(Page text dataset records)
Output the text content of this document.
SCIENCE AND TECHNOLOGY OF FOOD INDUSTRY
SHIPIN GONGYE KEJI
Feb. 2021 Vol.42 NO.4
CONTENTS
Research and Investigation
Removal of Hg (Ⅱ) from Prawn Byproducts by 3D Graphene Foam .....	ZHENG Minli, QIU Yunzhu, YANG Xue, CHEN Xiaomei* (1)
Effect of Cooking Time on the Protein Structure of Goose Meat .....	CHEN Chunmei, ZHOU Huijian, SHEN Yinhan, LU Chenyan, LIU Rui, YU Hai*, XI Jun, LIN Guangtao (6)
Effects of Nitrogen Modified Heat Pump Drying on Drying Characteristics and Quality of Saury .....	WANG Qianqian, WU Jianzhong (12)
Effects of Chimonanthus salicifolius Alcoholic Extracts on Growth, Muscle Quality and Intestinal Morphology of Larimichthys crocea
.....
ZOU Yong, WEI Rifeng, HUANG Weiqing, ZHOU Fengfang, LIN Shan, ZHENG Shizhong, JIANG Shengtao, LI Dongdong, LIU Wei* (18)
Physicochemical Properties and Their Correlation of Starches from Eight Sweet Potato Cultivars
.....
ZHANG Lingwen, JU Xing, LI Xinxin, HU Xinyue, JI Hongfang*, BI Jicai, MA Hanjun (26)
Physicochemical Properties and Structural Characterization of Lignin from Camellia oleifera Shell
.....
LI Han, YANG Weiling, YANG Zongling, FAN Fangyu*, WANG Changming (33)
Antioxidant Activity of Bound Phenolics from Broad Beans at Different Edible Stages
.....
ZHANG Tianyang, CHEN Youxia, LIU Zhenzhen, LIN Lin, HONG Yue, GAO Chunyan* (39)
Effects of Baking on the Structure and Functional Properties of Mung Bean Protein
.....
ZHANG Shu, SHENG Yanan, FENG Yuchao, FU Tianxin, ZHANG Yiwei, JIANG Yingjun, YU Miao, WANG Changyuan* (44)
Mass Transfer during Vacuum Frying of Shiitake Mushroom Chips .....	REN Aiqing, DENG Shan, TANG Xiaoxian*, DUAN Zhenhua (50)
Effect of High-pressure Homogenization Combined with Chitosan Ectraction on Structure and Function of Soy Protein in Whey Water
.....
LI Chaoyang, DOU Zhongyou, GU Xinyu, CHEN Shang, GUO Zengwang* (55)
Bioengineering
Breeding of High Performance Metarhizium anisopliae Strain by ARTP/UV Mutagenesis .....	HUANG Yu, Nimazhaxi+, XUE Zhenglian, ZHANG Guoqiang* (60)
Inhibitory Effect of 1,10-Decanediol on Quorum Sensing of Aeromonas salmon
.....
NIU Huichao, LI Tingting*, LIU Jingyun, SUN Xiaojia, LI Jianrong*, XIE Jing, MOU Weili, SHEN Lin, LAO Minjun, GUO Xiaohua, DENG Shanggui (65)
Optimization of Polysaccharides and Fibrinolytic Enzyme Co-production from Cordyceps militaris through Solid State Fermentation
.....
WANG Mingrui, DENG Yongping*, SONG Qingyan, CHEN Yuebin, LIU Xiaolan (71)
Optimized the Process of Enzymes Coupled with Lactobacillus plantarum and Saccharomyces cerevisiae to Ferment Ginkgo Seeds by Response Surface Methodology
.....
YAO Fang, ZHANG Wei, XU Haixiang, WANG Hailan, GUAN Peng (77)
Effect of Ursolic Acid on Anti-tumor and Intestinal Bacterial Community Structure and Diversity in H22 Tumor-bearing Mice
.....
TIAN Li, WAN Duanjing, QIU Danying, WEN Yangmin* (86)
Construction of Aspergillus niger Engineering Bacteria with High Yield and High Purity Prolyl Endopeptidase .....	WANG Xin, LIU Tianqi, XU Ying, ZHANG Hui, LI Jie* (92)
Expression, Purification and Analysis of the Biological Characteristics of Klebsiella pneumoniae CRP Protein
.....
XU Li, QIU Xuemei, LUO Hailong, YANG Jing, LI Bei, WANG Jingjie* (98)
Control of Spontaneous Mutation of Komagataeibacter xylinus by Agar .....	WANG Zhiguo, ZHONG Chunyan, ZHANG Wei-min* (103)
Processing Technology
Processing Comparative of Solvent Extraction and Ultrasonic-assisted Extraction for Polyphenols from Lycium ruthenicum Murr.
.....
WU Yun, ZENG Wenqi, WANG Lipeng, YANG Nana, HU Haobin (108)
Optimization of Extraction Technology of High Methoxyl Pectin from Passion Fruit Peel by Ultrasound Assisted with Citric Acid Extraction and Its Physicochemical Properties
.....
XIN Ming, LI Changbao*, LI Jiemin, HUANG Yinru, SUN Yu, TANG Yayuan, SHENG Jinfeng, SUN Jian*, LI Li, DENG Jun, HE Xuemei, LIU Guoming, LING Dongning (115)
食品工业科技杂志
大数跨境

PROBLEM TO SOLVE
From the records above, return each line where "Chunyan" occurs.

REPLY TO THE TASK
ZHANG Tianyang, CHEN Youxia, LIU Zhenzhen, LIN Lin, HONG Yue, GAO Chunyan* (39)
Control of Spontaneous Mutation of Komagataeibacter xylinus by Agar .....	WANG Zhiguo, ZHONG Chunyan, ZHANG Wei-min* (103)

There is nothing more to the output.